> [TASK BRIEF]:
Can you give the data below as a Markdown table with the columns "Number" and "Data line," one row per line, with blank lines left out?

> [INFORMATION GIVEN]:
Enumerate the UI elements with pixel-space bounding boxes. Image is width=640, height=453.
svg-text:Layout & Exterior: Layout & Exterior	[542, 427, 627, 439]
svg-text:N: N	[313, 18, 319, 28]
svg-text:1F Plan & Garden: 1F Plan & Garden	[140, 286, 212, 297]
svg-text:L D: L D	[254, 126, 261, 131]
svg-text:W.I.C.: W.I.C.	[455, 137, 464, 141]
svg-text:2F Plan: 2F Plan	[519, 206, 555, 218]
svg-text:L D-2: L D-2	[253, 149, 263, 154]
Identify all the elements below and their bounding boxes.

> [RESULT OF THIS EXERCISE]:
| Number | Data line |
|---|---|
| 1 | Enumerate the UI elements with pixel-space bounding boxes. Image is width=640, height=453. |
| 2 | svg-text:Layout & Exterior: Layout & Exterior	[542, 427, 627, 439] |
| 3 | svg-text:N: N	[313, 18, 319, 28] |
| 4 | svg-text:1F Plan & Garden: 1F Plan & Garden	[140, 286, 212, 297] |
| 5 | svg-text:L D: L D	[254, 126, 261, 131] |
| 6 | svg-text:W.I.C.: W.I.C.	[455, 137, 464, 141] |
| 7 | svg-text:2F Plan: 2F Plan	[519, 206, 555, 218] |
| 8 | svg-text:L D-2: L D-2	[253, 149, 263, 154] |
| 9 | Identify all the elements below and their bounding boxes. |